# What you need to do
Please retype the data in full and exactly; the pictures are not part of the copy.

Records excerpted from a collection

___

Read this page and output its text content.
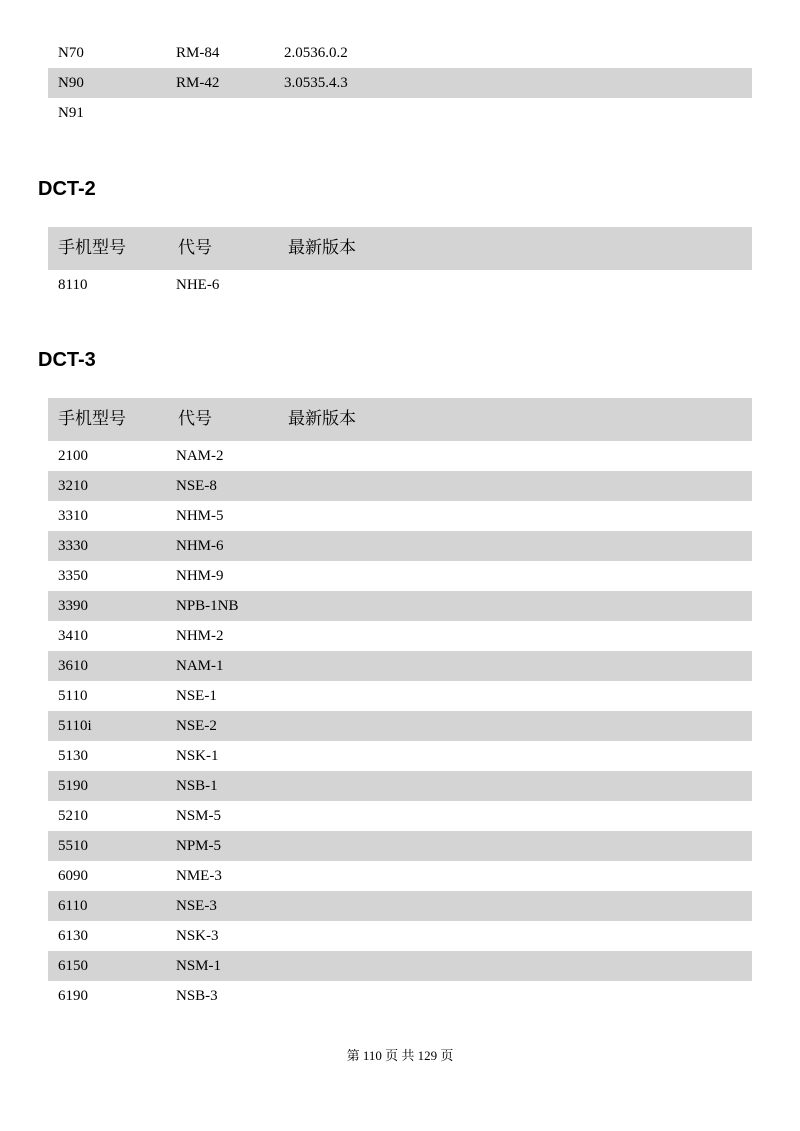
N70	RM-84	2.0536.0.2
N90	RM-42	3.0535.4.3
N91
DCT-2
手机型号	代号	最新版本
8110	NHE-6
DCT-3
手机型号	代号	最新版本
2100	NAM-2
3210	NSE-8
3310	NHM-5
3330	NHM-6
3350	NHM-9
3390	NPB-1NB
3410	NHM-2
3610	NAM-1
5110	NSE-1
5110i	NSE-2
5130	NSK-1
5190	NSB-1
5210	NSM-5
5510	NPM-5
6090	NME-3
6110	NSE-3
6130	NSK-3
6150	NSM-1
6190	NSB-3
第 110 页 共 129 页
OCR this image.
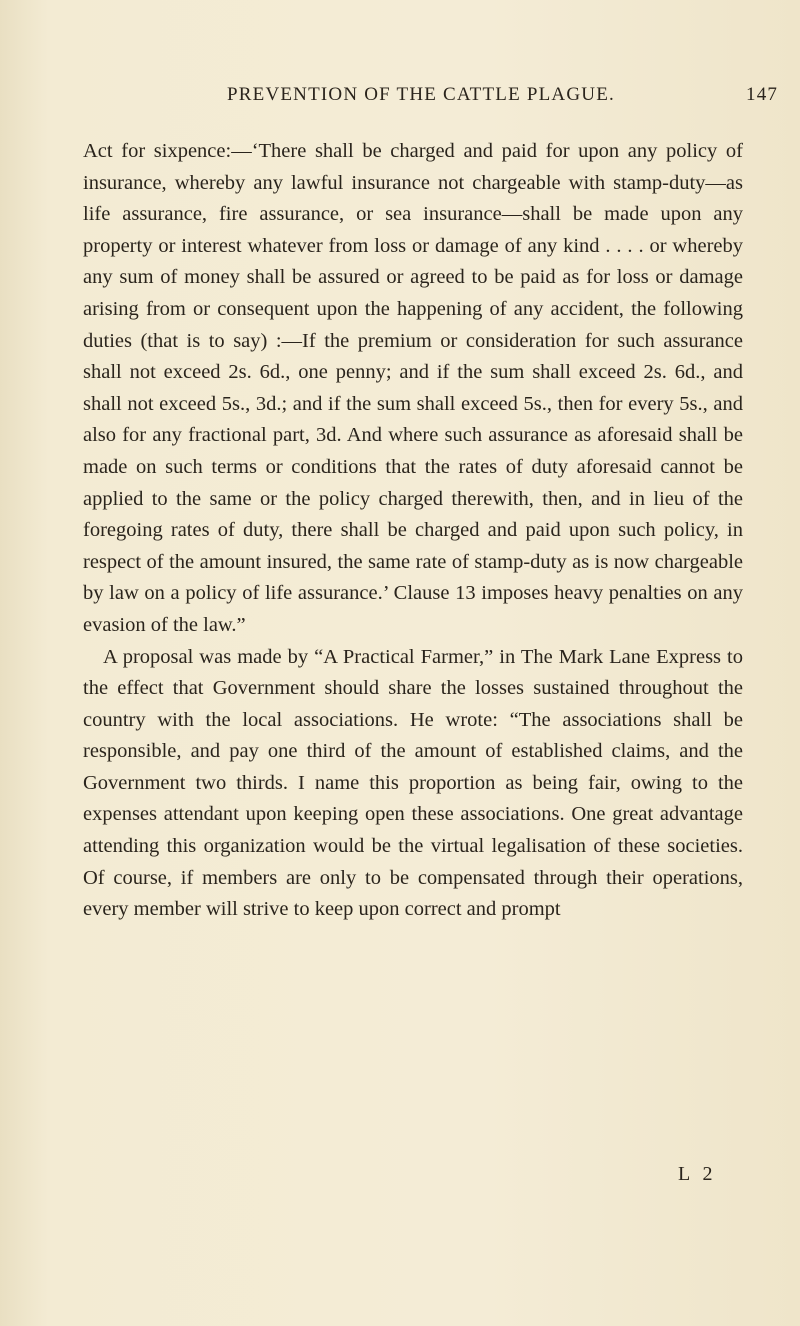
PREVENTION OF THE CATTLE PLAGUE.	147

Act for sixpence:—‘There shall be charged and paid for upon any policy of insurance, whereby any lawful insurance not chargeable with stamp-duty—as life assurance, fire assurance, or sea insurance—shall be made upon any property or interest whatever from loss or damage of any kind . . . . or whereby any sum of money shall be assured or agreed to be paid as for loss or damage arising from or consequent upon the happening of any accident, the following duties (that is to say) :—If the premium or consideration for such assurance shall not exceed 2s. 6d., one penny; and if the sum shall exceed 2s. 6d., and shall not exceed 5s., 3d.; and if the sum shall exceed 5s., then for every 5s., and also for any fractional part, 3d. And where such assurance as aforesaid shall be made on such terms or conditions that the rates of duty aforesaid cannot be applied to the same or the policy charged therewith, then, and in lieu of the foregoing rates of duty, there shall be charged and paid upon such policy, in respect of the amount insured, the same rate of stamp-duty as is now chargeable by law on a policy of life assurance.’ Clause 13 imposes heavy penalties on any evasion of the law.”

A proposal was made by “A Practical Farmer,” in The Mark Lane Express to the effect that Government should share the losses sustained throughout the country with the local associations. He wrote: “The associations shall be responsible, and pay one third of the amount of established claims, and the Government two thirds. I name this proportion as being fair, owing to the expenses attendant upon keeping open these associations. One great advantage attending this organization would be the virtual legalisation of these societies. Of course, if members are only to be compensated through their operations, every member will strive to keep upon correct and prompt

L 2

___

# Exercise output
Read this page and output its text content.
N70	RM-84	2.0536.0.2
N90	RM-42	3.0535.4.3
N91
DCT-2
手机型号	代号	最新版本
8110	NHE-6
DCT-3
手机型号	代号	最新版本
2100	NAM-2
3210	NSE-8
3310	NHM-5
3330	NHM-6
3350	NHM-9
3390	NPB-1NB
3410	NHM-2
3610	NAM-1
5110	NSE-1
5110i	NSE-2
5130	NSK-1
5190	NSB-1
5210	NSM-5
5510	NPM-5
6090	NME-3
6110	NSE-3
6130	NSK-3
6150	NSM-1
6190	NSB-3
第 110 页 共 129 页
OCR this image.
PREVENTION OF THE CATTLE PLAGUE.	147

Act for sixpence:—‘There shall be charged and paid for upon any policy of insurance, whereby any lawful insurance not chargeable with stamp-duty—as life assurance, fire assurance, or sea insurance—shall be made upon any property or interest whatever from loss or damage of any kind . . . . or whereby any sum of money shall be assured or agreed to be paid as for loss or damage arising from or consequent upon the happening of any accident, the following duties (that is to say) :—If the premium or consideration for such assurance shall not exceed 2s. 6d., one penny; and if the sum shall exceed 2s. 6d., and shall not exceed 5s., 3d.; and if the sum shall exceed 5s., then for every 5s., and also for any fractional part, 3d. And where such assurance as aforesaid shall be made on such terms or conditions that the rates of duty aforesaid cannot be applied to the same or the policy charged therewith, then, and in lieu of the foregoing rates of duty, there shall be charged and paid upon such policy, in respect of the amount insured, the same rate of stamp-duty as is now chargeable by law on a policy of life assurance.’ Clause 13 imposes heavy penalties on any evasion of the law.”

A proposal was made by “A Practical Farmer,” in The Mark Lane Express to the effect that Government should share the losses sustained throughout the country with the local associations. He wrote: “The associations shall be responsible, and pay one third of the amount of established claims, and the Government two thirds. I name this proportion as being fair, owing to the expenses attendant upon keeping open these associations. One great advantage attending this organization would be the virtual legalisation of these societies. Of course, if members are only to be compensated through their operations, every member will strive to keep upon correct and prompt

L 2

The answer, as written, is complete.